### [Set task]
An exact copy of all the data is required, with pictures left out.

### [Entries shown]
+---+
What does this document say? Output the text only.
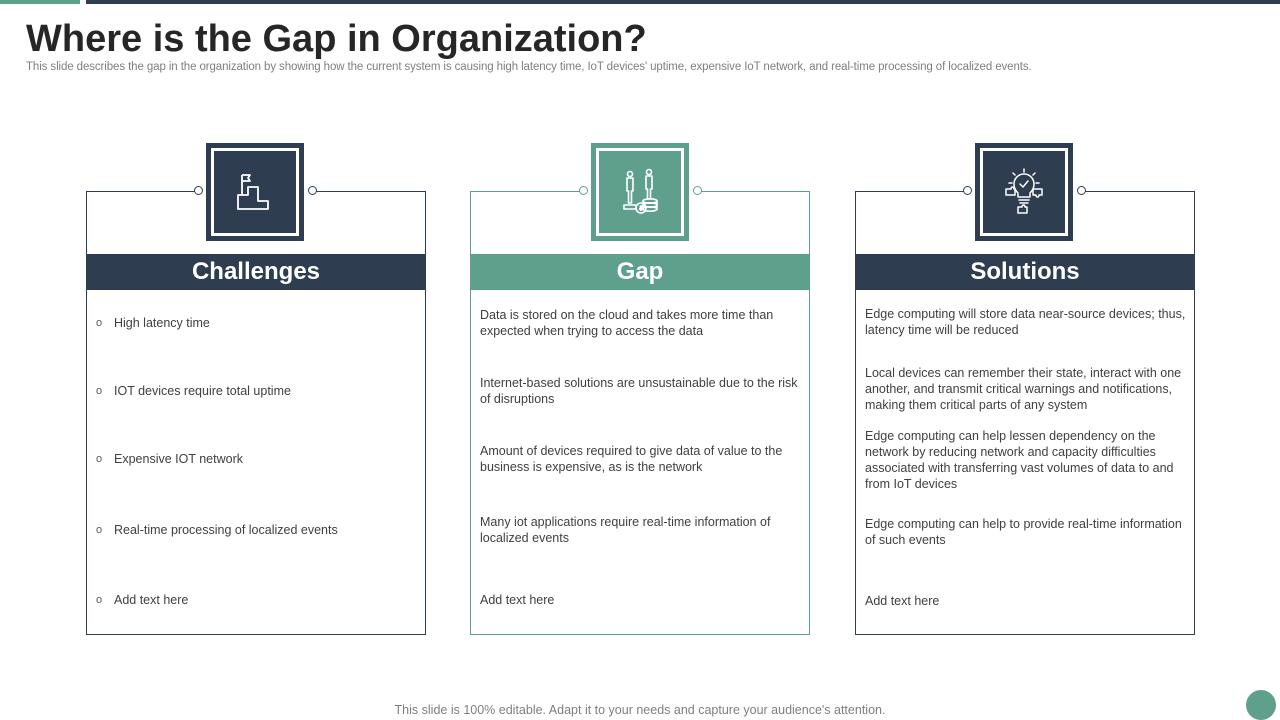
Where is the Gap in Organization?

This slide describes the gap in the organization by showing how the current system is causing high latency time, IoT devices' uptime, expensive IoT network, and real-time processing of localized events.

Challenges	Gap	Solutions
o High latency time
o IOT devices require total uptime
o Expensive IOT network
o Real-time processing of localized events
o Add text here
Data is stored on the cloud and takes more time than expected when trying to access the data
Internet-based solutions are unsustainable due to the risk of disruptions
Amount of devices required to give data of value to the business is expensive, as is the network
Many iot applications require real-time information of localized events
Add text here
Edge computing will store data near-source devices; thus, latency time will be reduced
Local devices can remember their state, interact with one another, and transmit critical warnings and notifications, making them critical parts of any system
Edge computing can help lessen dependency on the network by reducing network and capacity difficulties associated with transferring vast volumes of data to and from IoT devices
Edge computing can help to provide real-time information of such events
Add text here

This slide is 100% editable. Adapt it to your needs and capture your audience's attention.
+---+
### [Worked solution]
What does this document say? Output the text only.
Where is the Gap in Organization?

This slide describes the gap in the organization by showing how the current system is causing high latency time, IoT devices' uptime, expensive IoT network, and real-time processing of localized events.

Challenges	Gap	Solutions
o High latency time
o IOT devices require total uptime
o Expensive IOT network
o Real-time processing of localized events
o Add text here
Data is stored on the cloud and takes more time than expected when trying to access the data
Internet-based solutions are unsustainable due to the risk of disruptions
Amount of devices required to give data of value to the business is expensive, as is the network
Many iot applications require real-time information of localized events
Add text here
Edge computing will store data near-source devices; thus, latency time will be reduced
Local devices can remember their state, interact with one another, and transmit critical warnings and notifications, making them critical parts of any system
Edge computing can help lessen dependency on the network by reducing network and capacity difficulties associated with transferring vast volumes of data to and from IoT devices
Edge computing can help to provide real-time information of such events
Add text here

This slide is 100% editable. Adapt it to your needs and capture your audience's attention.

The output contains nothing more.